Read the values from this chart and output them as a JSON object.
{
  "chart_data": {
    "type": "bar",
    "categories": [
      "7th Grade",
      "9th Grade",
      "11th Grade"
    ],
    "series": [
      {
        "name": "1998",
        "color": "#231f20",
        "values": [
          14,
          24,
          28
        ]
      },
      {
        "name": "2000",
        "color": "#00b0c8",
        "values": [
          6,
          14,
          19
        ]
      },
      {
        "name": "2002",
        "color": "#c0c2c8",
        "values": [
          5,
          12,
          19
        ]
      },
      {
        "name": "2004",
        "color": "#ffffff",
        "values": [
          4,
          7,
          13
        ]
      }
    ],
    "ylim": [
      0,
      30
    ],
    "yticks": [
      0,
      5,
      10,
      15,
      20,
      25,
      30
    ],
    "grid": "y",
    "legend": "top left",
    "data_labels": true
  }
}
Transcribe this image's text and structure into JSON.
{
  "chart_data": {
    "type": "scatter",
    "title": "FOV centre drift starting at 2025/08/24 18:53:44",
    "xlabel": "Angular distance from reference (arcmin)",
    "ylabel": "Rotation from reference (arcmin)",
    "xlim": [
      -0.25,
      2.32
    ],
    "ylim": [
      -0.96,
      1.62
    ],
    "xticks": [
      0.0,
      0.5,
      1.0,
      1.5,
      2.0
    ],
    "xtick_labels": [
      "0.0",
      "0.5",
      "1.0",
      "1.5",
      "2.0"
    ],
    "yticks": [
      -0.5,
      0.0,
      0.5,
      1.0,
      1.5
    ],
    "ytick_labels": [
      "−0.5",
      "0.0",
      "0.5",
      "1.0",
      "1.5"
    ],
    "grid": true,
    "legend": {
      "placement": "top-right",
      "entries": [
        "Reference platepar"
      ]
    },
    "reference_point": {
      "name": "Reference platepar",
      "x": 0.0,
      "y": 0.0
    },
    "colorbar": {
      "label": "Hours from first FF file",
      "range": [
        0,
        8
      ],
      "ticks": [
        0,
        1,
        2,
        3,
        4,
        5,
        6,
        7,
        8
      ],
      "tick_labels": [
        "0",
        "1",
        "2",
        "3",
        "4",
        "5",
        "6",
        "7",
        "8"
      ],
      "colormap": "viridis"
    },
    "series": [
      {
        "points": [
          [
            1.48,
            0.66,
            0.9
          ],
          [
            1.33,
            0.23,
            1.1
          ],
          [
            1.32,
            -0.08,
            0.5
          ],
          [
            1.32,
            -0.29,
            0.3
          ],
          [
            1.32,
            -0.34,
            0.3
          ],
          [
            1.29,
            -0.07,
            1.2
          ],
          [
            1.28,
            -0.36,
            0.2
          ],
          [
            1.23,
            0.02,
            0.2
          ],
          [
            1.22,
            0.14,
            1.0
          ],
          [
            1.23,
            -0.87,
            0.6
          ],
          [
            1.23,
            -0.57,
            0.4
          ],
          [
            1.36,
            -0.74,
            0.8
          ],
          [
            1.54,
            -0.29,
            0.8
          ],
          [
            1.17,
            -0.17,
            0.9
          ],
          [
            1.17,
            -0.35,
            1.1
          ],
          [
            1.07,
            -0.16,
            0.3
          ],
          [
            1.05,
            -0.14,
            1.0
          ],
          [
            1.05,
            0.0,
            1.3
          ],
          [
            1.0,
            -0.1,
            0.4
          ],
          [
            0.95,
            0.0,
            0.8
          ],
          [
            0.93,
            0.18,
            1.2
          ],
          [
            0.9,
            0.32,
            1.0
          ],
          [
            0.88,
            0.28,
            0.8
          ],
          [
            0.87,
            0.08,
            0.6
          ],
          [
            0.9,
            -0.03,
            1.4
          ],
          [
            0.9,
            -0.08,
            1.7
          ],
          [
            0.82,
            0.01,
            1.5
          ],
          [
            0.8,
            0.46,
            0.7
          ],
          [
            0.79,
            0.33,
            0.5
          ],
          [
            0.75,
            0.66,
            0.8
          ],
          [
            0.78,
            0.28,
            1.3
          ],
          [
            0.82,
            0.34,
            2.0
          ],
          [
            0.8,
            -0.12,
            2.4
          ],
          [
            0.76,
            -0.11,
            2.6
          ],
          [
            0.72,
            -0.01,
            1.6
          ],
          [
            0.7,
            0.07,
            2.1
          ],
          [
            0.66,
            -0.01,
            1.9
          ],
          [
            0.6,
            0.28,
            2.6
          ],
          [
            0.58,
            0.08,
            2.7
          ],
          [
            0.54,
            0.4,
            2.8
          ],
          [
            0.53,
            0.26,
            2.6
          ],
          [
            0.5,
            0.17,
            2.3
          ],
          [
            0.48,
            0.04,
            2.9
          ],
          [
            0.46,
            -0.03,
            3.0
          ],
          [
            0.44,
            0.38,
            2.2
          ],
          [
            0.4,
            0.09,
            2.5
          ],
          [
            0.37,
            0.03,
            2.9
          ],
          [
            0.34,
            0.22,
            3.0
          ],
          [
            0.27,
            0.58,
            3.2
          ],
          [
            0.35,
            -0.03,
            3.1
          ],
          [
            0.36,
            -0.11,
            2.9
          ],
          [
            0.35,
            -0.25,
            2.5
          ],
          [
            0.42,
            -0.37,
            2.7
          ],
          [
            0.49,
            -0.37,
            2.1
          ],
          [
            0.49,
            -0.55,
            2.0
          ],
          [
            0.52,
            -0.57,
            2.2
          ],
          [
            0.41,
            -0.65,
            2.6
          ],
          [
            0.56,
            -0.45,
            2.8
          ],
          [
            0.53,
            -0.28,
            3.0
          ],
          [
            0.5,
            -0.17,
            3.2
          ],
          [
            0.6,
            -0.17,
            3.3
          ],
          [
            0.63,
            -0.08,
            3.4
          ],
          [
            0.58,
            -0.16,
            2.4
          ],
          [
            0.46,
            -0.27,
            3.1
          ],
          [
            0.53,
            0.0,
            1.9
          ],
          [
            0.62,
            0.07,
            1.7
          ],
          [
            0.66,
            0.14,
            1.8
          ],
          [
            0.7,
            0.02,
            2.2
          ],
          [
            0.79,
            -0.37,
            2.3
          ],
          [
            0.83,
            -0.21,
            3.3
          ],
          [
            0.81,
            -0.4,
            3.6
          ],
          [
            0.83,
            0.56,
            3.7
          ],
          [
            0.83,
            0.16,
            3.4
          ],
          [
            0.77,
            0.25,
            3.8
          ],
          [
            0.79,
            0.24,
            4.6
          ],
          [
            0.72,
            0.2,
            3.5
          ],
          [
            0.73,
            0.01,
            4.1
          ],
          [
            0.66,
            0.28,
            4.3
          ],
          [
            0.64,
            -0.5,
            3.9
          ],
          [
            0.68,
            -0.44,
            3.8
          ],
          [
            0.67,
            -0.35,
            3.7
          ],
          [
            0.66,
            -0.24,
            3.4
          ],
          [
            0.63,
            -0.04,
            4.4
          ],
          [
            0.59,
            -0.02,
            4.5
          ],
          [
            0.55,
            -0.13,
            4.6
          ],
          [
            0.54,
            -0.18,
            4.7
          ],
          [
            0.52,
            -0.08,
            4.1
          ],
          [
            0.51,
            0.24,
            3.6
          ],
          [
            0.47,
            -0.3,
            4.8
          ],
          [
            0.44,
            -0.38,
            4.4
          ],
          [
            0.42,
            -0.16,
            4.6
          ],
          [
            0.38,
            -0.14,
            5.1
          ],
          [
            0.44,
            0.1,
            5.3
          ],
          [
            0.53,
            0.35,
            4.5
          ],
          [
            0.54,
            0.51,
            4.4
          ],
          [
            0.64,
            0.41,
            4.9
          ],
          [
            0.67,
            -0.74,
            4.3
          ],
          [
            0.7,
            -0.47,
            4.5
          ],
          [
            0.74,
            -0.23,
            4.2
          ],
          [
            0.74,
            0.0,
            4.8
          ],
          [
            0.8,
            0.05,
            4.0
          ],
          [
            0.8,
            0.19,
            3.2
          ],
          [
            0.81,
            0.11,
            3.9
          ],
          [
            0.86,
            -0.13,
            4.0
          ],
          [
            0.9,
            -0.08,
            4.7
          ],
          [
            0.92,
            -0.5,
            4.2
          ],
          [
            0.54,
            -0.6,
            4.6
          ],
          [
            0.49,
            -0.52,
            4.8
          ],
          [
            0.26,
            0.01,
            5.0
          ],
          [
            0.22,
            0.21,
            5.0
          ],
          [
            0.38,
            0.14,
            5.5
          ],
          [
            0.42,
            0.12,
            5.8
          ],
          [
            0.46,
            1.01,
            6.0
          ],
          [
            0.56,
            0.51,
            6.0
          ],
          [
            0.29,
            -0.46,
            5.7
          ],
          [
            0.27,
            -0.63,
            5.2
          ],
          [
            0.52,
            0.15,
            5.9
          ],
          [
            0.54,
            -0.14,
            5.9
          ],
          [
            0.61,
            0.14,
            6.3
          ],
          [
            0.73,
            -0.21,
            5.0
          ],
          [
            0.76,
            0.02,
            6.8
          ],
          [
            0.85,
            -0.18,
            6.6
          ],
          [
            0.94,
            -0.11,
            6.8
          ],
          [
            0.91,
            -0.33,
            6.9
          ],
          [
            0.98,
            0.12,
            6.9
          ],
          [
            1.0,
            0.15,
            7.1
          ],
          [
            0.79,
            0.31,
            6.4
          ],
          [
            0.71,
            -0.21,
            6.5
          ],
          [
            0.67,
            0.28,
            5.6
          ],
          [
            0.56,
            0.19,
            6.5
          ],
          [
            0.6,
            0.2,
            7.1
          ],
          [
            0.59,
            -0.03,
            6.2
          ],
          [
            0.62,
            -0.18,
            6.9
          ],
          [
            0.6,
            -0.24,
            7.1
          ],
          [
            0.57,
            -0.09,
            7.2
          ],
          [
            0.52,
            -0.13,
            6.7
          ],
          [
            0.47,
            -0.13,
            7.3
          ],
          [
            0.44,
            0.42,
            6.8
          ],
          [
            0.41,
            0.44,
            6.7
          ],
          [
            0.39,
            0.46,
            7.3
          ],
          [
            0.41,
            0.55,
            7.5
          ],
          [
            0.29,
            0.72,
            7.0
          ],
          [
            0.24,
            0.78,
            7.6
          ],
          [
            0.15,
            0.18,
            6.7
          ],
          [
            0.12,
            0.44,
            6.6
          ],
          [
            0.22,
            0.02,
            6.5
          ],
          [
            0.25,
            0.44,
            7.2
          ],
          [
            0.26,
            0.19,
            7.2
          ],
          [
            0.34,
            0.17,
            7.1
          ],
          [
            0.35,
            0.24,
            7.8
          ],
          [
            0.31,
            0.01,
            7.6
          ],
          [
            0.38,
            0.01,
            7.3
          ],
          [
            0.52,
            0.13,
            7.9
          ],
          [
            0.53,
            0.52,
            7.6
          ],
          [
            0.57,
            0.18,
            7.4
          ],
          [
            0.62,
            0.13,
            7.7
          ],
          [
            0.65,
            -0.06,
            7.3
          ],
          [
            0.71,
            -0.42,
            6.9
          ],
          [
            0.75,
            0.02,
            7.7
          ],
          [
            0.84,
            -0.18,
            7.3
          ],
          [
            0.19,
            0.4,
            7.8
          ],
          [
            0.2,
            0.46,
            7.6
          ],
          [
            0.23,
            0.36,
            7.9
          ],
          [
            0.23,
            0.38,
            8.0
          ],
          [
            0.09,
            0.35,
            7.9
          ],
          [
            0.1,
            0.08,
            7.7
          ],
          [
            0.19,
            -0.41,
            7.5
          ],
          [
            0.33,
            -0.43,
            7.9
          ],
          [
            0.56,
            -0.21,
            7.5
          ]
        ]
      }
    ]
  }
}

#####

Provide solely the number of lines in the data that include the word "JSON".

2